Go through the material and pull out every line with the string "differenza" in it.

* Data entries:
◇ ◇ ◇ ◇

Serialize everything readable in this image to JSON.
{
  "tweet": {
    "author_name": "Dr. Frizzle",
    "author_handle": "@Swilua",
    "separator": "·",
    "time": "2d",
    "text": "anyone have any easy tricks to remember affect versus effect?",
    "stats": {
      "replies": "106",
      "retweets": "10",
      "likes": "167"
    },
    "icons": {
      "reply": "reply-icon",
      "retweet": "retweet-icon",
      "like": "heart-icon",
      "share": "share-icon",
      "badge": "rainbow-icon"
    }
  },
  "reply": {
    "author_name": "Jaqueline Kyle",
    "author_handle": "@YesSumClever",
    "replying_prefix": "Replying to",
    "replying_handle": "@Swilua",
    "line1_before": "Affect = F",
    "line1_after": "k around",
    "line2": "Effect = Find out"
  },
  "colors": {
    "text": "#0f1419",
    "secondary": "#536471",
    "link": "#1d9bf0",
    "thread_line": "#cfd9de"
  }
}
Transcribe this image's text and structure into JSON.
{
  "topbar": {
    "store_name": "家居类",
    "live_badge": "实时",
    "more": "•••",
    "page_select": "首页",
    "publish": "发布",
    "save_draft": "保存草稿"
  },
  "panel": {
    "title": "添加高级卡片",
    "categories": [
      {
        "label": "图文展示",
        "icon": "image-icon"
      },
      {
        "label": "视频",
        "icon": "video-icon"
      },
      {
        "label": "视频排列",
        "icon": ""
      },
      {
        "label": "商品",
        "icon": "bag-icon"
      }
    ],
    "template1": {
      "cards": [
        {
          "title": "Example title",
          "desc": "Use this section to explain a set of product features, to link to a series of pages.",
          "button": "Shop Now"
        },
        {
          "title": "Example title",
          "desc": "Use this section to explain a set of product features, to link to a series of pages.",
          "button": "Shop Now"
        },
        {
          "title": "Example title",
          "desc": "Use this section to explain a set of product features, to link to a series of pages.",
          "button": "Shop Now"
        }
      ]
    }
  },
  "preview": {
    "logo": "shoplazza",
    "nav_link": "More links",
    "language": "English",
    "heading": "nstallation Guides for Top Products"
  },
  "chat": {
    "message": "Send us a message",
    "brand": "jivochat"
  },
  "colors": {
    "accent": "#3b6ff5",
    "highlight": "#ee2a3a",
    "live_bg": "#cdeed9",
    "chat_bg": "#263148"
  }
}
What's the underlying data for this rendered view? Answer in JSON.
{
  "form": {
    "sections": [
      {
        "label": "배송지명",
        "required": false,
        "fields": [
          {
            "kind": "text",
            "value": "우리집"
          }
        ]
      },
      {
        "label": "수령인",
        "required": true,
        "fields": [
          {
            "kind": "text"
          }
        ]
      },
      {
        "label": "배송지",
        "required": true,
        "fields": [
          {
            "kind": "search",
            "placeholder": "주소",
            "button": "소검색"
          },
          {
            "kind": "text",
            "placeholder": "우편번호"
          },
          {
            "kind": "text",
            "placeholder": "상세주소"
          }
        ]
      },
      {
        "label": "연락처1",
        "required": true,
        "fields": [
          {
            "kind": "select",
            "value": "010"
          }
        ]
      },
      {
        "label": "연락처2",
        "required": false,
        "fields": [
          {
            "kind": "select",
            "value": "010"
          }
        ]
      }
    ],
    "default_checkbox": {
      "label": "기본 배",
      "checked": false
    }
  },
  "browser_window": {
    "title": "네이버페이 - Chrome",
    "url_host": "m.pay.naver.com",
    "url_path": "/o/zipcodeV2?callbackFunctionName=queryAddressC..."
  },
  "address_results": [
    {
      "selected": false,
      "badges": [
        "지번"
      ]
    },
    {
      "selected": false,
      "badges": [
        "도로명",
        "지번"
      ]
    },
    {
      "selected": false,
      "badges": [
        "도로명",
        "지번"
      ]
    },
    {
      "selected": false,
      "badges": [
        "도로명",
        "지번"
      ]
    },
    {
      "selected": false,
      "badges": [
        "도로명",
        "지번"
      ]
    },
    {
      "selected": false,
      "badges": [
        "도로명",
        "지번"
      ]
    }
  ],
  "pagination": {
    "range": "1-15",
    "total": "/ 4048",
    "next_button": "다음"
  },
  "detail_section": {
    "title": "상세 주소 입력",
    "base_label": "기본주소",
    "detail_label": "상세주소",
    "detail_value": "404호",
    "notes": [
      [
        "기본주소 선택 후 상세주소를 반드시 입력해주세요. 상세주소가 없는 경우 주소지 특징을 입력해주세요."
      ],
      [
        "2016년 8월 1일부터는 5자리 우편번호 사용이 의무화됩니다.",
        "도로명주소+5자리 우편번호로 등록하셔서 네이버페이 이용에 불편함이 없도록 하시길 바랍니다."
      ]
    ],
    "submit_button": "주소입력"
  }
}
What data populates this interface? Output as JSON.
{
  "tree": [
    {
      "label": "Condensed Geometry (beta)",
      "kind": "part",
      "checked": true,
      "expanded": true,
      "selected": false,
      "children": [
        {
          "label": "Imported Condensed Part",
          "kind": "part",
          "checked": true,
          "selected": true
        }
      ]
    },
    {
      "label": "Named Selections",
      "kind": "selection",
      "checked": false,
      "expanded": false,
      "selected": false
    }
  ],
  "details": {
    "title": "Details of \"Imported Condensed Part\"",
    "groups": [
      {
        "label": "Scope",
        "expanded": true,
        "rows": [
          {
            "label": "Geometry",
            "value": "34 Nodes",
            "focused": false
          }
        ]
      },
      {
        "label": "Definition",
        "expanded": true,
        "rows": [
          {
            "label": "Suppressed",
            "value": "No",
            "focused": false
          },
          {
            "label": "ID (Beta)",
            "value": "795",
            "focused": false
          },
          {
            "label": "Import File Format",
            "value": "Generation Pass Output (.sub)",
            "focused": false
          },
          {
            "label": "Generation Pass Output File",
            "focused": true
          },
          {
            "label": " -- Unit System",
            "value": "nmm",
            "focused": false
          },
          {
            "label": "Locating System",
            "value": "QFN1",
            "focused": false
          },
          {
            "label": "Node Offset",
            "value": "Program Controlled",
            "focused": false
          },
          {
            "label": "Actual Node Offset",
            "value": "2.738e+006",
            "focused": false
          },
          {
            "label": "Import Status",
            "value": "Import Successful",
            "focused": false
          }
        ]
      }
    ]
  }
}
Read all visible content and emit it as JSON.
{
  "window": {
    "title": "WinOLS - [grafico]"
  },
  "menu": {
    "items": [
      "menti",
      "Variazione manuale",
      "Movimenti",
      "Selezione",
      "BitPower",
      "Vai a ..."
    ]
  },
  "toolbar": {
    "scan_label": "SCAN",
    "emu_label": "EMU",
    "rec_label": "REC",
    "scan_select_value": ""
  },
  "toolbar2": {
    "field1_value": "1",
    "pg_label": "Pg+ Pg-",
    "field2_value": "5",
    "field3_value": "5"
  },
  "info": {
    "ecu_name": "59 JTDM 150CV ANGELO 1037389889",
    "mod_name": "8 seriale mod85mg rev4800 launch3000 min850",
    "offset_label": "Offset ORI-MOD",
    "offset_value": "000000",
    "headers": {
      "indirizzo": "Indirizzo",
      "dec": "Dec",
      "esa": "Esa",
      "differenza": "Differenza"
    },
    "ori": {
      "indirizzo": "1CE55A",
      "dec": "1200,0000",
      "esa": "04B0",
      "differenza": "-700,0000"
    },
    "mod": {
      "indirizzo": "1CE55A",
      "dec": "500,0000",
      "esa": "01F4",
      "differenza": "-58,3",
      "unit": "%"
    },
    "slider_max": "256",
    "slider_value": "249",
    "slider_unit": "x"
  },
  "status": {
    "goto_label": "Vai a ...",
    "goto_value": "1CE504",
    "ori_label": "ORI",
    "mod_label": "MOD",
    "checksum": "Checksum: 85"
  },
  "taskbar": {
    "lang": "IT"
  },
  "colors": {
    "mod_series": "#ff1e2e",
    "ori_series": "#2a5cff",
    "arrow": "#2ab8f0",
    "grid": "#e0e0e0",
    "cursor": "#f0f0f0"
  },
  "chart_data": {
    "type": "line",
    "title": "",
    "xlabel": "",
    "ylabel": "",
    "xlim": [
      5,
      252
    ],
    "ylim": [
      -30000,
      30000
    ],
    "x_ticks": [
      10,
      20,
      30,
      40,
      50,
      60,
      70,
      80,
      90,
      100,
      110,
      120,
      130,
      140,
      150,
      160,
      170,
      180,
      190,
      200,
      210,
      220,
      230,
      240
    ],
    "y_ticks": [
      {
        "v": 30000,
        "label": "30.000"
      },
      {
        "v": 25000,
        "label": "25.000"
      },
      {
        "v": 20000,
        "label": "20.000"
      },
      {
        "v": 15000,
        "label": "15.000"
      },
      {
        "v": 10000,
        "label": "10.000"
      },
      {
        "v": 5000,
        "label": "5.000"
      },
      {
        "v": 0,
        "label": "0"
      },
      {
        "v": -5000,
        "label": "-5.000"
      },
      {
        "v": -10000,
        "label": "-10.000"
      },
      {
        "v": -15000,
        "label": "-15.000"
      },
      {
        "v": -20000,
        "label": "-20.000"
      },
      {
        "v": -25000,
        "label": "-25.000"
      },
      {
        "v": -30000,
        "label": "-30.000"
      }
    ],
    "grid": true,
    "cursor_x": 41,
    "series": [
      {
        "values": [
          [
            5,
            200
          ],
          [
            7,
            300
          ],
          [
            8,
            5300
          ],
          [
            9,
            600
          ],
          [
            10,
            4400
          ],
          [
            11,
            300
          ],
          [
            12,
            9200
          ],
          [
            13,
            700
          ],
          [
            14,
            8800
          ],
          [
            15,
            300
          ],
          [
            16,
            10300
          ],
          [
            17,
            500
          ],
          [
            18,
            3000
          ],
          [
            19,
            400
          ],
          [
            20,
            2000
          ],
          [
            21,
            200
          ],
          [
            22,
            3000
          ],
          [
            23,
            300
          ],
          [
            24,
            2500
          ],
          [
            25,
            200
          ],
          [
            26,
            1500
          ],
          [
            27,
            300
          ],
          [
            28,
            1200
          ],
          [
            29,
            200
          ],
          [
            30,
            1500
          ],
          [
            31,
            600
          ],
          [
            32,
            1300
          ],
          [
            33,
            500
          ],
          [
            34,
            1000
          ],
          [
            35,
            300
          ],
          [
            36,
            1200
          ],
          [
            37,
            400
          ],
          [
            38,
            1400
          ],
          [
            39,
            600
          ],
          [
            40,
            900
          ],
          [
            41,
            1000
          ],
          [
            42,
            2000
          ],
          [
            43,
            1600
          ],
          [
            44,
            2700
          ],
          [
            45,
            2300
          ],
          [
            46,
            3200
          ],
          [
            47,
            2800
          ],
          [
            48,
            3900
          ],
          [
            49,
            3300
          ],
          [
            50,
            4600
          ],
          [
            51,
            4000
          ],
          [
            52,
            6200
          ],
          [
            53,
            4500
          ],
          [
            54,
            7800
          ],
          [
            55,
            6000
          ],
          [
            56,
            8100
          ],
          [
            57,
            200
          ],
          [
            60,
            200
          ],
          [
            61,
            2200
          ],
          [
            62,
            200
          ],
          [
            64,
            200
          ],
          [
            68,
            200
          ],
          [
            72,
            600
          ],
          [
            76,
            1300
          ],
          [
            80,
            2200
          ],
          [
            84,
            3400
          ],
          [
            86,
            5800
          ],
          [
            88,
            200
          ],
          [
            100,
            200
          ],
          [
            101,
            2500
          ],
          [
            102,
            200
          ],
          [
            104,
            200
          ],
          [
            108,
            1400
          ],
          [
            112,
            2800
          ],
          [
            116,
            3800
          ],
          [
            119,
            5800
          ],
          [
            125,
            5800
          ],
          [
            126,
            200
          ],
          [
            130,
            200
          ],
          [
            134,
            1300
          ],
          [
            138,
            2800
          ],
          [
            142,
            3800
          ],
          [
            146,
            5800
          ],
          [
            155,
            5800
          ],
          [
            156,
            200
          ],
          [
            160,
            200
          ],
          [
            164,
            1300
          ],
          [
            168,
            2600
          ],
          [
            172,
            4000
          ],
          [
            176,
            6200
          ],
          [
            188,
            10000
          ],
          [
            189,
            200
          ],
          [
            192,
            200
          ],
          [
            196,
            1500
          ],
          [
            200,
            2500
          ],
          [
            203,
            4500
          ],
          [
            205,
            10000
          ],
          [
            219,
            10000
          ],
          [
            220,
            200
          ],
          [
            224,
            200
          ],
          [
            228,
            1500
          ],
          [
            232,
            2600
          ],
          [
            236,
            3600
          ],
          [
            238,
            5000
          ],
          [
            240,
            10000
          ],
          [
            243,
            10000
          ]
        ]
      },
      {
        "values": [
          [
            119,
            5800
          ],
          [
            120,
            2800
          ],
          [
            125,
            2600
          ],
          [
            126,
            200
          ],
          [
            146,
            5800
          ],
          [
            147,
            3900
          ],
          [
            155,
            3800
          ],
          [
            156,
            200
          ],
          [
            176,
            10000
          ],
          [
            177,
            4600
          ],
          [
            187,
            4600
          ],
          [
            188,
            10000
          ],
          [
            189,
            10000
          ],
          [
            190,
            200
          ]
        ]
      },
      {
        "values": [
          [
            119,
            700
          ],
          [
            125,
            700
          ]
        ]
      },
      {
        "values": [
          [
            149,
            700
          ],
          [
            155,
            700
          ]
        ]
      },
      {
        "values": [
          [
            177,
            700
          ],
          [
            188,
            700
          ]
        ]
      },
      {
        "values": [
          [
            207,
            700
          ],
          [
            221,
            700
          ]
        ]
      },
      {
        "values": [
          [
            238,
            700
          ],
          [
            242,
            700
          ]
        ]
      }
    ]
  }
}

◇ ◇ ◇ ◇

* REPLY TO THE TASK:
      "differenza": "Differenza"
      "differenza": "-700,0000"
      "differenza": "-58,3",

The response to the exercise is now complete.